## DESCRIPTION OF THE TASK
Find the word "ಸರಪಳ" in the listing; pull out each line holding it.

## Collected data
= = = = = = =

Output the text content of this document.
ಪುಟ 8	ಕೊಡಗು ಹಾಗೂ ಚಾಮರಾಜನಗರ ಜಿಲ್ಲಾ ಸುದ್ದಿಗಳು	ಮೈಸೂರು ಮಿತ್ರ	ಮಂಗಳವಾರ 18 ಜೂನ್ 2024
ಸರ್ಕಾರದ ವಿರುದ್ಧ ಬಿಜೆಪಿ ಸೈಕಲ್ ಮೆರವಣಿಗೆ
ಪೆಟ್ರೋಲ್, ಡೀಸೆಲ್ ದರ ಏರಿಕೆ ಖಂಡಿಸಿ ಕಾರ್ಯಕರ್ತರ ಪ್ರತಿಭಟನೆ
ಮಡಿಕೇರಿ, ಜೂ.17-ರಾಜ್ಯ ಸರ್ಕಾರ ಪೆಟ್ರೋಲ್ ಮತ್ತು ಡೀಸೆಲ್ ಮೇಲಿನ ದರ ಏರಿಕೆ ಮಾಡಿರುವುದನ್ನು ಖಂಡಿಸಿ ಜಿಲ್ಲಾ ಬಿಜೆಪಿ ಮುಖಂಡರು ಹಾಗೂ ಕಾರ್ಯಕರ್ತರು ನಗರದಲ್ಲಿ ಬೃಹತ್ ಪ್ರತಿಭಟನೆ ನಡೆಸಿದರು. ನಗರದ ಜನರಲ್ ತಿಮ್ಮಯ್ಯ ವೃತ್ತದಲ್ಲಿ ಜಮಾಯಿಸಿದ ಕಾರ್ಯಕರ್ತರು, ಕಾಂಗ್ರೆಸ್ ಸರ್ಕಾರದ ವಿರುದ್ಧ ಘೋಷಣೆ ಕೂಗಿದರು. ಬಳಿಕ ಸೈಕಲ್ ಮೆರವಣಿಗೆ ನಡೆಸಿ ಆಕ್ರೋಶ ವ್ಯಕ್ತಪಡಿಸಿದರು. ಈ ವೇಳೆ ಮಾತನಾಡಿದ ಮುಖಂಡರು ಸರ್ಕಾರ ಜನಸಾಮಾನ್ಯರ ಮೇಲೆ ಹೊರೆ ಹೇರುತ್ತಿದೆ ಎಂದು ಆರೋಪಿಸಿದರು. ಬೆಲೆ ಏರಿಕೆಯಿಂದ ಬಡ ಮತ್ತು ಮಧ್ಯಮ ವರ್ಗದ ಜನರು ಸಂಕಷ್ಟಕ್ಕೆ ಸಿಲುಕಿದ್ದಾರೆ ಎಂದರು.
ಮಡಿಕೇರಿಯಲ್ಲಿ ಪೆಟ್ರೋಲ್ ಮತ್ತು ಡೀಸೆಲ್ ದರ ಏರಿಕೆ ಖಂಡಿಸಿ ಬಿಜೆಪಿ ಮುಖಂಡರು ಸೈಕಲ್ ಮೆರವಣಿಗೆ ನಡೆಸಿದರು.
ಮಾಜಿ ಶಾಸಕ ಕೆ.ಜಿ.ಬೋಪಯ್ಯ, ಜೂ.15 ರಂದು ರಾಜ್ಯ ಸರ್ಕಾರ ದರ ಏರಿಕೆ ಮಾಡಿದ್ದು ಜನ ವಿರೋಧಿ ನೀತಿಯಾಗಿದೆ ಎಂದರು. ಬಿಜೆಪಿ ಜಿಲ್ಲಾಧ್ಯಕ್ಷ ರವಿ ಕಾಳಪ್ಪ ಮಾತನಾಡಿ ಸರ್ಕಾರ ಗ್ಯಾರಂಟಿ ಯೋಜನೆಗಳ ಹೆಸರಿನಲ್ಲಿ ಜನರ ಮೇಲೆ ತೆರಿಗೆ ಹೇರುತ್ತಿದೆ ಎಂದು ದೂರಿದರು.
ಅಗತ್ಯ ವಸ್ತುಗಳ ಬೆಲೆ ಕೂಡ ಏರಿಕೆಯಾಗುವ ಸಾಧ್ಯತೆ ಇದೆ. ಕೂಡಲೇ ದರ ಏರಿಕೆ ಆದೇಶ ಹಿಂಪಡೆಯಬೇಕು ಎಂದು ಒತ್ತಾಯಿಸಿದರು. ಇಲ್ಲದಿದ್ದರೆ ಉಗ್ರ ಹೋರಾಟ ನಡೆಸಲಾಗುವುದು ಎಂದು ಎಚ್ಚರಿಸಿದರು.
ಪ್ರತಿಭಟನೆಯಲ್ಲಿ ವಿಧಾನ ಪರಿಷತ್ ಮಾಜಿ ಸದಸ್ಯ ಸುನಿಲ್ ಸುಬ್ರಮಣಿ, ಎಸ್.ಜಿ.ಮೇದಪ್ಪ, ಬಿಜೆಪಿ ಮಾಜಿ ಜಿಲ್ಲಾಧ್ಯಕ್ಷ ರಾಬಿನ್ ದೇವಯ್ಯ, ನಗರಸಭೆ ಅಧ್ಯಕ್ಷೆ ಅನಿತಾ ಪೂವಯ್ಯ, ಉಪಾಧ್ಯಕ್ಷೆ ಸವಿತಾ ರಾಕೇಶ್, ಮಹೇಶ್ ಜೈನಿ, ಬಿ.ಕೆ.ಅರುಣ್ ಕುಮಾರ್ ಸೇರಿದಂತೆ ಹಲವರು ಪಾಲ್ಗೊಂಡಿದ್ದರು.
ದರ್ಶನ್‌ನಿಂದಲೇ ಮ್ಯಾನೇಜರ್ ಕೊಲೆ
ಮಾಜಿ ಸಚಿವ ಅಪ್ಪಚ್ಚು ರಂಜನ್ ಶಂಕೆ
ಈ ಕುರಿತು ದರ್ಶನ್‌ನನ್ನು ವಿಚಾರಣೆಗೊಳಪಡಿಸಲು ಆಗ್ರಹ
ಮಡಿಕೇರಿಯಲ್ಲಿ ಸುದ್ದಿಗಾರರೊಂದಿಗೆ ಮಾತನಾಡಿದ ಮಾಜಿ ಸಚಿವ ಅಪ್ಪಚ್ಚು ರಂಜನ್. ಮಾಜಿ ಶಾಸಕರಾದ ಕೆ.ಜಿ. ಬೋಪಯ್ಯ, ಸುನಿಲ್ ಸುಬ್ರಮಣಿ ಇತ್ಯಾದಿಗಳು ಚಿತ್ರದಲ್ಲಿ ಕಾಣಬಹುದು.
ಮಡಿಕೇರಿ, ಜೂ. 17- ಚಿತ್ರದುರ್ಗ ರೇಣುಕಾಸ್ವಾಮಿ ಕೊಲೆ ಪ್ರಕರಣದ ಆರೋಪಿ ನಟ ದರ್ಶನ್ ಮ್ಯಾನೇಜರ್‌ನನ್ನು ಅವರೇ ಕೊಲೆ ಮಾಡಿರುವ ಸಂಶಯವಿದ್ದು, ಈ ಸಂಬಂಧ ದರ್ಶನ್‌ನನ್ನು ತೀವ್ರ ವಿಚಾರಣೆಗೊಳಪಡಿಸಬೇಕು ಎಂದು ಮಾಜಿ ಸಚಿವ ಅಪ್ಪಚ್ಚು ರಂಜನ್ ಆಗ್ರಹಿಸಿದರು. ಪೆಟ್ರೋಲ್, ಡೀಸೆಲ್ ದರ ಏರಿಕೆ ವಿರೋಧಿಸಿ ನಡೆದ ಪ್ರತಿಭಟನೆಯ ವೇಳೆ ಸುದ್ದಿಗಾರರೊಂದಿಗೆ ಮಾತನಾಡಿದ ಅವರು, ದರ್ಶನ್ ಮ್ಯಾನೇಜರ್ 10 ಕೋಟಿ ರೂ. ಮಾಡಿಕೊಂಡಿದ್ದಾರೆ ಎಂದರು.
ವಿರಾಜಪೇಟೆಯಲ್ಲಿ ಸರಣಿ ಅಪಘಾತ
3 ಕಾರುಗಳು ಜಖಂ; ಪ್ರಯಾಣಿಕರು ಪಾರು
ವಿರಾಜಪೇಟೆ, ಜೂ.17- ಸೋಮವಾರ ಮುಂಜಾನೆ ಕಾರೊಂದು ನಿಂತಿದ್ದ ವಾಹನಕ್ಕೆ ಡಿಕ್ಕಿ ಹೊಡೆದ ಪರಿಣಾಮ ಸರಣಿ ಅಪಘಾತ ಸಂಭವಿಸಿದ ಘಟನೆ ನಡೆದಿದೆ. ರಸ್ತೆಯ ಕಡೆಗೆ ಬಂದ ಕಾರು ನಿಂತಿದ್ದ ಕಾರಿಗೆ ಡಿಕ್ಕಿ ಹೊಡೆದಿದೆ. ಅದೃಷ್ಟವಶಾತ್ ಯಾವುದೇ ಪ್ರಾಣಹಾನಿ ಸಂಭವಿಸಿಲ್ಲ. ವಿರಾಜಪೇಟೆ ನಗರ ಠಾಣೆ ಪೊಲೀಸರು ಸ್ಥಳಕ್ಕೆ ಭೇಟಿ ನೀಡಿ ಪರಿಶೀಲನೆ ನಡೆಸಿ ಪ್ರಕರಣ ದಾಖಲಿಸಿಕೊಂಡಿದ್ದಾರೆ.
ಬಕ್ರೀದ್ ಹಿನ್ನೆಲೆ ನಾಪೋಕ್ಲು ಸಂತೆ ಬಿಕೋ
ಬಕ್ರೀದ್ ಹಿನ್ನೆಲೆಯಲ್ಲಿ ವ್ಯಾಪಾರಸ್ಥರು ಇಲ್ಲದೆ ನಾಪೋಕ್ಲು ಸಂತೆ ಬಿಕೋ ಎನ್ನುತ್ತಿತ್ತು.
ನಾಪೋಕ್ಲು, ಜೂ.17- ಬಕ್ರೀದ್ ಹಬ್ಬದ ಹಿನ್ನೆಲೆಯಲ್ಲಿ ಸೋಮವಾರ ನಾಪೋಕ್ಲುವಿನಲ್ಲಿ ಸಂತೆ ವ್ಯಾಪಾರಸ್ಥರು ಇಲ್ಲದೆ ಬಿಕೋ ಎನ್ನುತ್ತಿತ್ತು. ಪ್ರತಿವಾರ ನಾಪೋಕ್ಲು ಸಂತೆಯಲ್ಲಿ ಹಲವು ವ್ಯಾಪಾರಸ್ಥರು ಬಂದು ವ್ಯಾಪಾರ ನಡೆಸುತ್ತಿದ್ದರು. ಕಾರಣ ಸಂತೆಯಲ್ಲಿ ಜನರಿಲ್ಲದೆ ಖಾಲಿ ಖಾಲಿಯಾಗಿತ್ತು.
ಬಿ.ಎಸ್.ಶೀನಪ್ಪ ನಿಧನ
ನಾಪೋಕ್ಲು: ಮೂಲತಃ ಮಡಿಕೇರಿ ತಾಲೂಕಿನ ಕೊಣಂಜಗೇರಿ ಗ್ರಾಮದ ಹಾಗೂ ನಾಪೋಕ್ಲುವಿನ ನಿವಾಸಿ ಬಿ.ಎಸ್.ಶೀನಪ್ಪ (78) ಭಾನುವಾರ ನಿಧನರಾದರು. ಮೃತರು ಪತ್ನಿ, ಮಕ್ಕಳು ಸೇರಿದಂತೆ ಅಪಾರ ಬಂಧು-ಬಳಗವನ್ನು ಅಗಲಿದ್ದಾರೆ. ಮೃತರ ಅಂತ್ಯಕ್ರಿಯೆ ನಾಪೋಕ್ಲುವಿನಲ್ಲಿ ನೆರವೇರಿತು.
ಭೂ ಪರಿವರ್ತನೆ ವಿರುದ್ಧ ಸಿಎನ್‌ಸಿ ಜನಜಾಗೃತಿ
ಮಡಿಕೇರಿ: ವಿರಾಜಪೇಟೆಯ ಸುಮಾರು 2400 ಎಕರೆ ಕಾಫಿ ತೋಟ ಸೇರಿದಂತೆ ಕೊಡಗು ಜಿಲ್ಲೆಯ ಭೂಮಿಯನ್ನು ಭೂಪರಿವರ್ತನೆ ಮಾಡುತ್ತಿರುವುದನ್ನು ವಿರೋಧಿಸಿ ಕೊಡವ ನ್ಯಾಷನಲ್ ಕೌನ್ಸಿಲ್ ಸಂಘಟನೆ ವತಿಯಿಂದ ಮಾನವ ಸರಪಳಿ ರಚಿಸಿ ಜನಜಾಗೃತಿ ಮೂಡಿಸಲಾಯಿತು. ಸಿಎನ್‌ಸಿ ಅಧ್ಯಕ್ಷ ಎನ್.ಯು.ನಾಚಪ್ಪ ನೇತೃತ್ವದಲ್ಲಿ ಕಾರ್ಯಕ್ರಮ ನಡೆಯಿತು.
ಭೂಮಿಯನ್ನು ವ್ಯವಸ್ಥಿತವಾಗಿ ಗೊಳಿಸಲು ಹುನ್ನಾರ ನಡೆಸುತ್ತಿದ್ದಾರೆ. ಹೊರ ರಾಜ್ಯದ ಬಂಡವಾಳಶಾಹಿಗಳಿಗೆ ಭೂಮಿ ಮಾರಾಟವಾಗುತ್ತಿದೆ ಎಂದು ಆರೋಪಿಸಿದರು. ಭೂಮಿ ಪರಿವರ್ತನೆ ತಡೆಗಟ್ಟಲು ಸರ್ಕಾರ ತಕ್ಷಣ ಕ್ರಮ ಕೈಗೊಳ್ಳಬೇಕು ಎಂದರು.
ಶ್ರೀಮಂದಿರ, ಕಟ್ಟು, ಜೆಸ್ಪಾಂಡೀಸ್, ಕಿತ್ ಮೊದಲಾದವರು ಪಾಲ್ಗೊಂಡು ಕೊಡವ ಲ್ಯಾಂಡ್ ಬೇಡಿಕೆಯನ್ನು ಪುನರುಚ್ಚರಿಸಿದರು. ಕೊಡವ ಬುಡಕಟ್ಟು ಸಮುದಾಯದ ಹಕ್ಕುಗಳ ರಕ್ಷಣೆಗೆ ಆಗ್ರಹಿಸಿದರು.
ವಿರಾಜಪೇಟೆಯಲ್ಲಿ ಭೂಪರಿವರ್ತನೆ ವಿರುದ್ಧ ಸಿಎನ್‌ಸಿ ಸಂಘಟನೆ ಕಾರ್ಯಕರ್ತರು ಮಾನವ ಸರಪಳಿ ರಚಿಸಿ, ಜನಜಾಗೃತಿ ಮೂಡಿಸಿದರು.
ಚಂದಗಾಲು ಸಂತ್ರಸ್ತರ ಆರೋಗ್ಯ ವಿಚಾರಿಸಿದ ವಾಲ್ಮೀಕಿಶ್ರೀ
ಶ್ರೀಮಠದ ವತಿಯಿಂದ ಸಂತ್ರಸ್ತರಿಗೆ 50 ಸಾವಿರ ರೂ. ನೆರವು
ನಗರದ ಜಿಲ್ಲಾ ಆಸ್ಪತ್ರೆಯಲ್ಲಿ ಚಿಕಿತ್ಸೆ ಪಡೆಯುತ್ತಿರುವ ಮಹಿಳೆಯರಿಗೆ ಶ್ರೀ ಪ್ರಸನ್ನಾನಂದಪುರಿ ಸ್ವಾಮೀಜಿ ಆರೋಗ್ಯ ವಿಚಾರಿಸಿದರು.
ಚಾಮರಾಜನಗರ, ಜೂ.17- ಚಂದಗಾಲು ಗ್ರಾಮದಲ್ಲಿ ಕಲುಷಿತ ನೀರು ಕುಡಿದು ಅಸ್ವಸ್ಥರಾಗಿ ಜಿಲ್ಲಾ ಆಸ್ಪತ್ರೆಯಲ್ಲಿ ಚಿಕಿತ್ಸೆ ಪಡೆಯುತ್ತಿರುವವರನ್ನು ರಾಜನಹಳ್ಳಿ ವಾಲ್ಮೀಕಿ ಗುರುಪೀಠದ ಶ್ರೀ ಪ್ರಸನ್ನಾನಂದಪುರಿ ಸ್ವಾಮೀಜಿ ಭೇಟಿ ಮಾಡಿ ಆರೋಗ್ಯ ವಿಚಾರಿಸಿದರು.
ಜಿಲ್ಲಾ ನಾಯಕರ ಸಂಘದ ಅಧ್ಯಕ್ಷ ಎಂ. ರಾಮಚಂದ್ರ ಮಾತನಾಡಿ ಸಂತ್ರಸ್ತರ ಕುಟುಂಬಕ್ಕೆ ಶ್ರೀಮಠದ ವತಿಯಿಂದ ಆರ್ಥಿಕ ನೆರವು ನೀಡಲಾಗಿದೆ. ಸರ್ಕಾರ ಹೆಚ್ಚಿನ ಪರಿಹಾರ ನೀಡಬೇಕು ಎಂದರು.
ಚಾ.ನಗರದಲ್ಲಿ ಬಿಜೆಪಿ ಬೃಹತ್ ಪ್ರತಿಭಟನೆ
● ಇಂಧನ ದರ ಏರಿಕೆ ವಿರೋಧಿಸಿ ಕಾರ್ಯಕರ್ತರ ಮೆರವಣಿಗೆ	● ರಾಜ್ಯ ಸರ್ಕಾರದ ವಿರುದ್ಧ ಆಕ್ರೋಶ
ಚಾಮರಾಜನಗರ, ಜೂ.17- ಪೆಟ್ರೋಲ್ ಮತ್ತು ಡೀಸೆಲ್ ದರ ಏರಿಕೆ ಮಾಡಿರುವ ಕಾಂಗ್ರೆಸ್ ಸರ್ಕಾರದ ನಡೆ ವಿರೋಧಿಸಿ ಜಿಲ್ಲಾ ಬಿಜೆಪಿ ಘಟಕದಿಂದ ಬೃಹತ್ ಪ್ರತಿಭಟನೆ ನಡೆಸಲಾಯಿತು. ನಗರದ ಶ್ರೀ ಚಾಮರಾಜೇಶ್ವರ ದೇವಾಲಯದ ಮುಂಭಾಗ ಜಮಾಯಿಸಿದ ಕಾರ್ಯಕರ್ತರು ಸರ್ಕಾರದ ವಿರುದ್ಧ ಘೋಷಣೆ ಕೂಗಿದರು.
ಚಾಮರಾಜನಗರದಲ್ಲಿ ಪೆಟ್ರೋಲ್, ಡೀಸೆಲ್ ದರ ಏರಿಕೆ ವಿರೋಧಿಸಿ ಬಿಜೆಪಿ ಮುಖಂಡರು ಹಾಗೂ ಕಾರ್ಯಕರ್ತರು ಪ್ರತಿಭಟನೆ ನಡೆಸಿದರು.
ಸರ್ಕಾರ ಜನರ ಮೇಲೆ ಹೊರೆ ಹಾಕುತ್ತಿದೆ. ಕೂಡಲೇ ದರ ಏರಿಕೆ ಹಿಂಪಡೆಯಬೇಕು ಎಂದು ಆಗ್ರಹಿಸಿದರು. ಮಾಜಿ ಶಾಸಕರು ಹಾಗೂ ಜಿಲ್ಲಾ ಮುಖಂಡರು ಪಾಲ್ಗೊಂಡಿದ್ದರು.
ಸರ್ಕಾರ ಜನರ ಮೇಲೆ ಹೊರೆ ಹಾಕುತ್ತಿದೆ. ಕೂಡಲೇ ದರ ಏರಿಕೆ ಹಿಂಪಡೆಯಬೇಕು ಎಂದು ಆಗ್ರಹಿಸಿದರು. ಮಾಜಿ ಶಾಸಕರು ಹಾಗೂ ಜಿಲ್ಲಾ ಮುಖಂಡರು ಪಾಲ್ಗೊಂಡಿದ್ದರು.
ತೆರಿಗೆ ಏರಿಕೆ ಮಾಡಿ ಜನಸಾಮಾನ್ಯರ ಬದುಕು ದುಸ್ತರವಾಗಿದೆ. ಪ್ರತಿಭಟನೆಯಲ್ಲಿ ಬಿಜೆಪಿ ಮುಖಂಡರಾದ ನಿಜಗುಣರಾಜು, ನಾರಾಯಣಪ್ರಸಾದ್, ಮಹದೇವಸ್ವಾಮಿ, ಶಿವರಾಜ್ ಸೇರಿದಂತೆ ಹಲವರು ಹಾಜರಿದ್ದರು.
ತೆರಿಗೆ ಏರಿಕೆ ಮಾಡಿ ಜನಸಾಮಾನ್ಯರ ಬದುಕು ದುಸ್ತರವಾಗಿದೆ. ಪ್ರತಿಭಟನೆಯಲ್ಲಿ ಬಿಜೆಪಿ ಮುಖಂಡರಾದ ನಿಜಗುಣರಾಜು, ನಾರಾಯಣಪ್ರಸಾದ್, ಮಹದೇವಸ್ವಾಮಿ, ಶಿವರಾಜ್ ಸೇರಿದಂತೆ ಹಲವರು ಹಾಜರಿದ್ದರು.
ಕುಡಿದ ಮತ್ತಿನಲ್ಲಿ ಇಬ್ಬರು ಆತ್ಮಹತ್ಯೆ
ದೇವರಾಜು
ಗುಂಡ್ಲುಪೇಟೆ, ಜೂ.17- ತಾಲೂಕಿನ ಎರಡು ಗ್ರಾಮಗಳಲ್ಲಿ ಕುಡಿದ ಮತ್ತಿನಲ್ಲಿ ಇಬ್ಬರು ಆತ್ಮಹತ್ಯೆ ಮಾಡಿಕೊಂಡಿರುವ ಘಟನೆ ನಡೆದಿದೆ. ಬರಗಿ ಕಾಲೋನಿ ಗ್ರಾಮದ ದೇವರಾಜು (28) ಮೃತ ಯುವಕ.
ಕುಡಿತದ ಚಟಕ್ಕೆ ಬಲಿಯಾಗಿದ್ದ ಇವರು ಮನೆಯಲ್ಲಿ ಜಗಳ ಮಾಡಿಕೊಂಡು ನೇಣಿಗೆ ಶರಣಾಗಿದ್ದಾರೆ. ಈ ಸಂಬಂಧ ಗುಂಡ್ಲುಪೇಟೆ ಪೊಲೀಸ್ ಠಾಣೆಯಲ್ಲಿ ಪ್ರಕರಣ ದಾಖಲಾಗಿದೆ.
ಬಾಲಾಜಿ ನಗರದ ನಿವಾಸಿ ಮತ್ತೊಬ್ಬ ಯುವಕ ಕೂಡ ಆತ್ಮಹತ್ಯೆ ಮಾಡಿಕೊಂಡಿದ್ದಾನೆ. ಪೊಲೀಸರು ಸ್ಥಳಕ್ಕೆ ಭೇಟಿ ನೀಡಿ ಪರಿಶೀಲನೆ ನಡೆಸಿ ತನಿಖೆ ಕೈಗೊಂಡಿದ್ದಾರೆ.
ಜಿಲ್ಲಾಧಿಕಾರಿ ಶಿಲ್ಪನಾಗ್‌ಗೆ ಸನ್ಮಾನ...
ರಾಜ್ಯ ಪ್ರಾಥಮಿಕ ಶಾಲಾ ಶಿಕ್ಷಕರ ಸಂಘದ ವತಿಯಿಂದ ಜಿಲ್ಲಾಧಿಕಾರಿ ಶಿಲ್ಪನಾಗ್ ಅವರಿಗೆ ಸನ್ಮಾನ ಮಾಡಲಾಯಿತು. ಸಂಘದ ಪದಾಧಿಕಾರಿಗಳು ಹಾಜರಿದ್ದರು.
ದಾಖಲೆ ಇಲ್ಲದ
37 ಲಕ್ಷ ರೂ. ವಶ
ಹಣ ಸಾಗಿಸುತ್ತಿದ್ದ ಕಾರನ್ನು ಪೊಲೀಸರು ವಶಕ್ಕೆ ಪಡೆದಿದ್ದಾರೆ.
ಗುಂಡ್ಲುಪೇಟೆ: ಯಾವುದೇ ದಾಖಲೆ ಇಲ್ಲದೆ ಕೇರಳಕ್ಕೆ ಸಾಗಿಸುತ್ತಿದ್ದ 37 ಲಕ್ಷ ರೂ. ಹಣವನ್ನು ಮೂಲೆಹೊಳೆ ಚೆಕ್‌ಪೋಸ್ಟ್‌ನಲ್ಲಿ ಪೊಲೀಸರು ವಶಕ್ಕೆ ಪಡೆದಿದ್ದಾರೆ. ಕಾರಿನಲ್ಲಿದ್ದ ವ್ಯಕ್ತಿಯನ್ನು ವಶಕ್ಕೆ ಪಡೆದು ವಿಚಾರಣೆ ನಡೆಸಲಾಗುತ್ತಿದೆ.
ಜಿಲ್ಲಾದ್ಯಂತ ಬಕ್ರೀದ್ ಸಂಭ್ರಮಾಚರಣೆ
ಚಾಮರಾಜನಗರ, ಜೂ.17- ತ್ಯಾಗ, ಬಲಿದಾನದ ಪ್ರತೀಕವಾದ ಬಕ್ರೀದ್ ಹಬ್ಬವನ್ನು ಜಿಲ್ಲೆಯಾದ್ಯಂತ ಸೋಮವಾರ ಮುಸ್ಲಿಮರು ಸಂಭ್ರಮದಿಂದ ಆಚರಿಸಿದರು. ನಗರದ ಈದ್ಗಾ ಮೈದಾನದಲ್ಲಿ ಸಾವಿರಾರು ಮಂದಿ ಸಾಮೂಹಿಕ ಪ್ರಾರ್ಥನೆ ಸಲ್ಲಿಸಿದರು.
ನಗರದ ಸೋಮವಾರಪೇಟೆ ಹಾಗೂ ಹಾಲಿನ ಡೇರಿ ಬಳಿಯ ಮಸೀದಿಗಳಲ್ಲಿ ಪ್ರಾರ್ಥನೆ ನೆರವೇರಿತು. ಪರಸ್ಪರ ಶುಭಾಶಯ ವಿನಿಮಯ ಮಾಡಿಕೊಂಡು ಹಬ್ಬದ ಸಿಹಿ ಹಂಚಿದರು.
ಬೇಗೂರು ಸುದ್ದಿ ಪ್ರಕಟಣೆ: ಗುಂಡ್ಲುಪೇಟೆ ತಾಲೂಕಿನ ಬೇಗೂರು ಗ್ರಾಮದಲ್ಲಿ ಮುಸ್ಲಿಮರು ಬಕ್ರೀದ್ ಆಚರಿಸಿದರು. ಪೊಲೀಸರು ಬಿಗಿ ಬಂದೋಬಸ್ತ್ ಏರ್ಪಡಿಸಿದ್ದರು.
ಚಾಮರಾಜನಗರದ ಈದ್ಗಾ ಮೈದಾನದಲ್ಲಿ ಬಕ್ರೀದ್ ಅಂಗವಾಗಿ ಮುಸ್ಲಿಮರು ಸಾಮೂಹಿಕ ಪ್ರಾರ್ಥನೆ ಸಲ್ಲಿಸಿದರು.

= = = = = = =

## RIGHT ANSWER
ಮಡಿಕೇರಿ: ವಿರಾಜಪೇಟೆಯ ಸುಮಾರು 2400 ಎಕರೆ ಕಾಫಿ ತೋಟ ಸೇರಿದಂತೆ ಕೊಡಗು ಜಿಲ್ಲೆಯ ಭೂಮಿಯನ್ನು ಭೂಪರಿವರ್ತನೆ ಮಾಡುತ್ತಿರುವುದನ್ನು ವಿರೋಧಿಸಿ ಕೊಡವ ನ್ಯಾಷನಲ್ ಕೌನ್ಸಿಲ್ ಸಂಘಟನೆ ವತಿಯಿಂದ ಮಾನವ ಸರಪಳಿ ರಚಿಸಿ ಜನಜಾಗೃತಿ ಮೂಡಿಸಲಾಯಿತು. ಸಿಎನ್‌ಸಿ ಅಧ್ಯಕ್ಷ ಎನ್.ಯು.ನಾಚಪ್ಪ ನೇತೃತ್ವದಲ್ಲಿ ಕಾರ್ಯಕ್ರಮ ನಡೆಯಿತು.
ವಿರಾಜಪೇಟೆಯಲ್ಲಿ ಭೂಪರಿವರ್ತನೆ ವಿರುದ್ಧ ಸಿಎನ್‌ಸಿ ಸಂಘಟನೆ ಕಾರ್ಯಕರ್ತರು ಮಾನವ ಸರಪಳಿ ರಚಿಸಿ, ಜನಜಾಗೃತಿ ಮೂಡಿಸಿದರು.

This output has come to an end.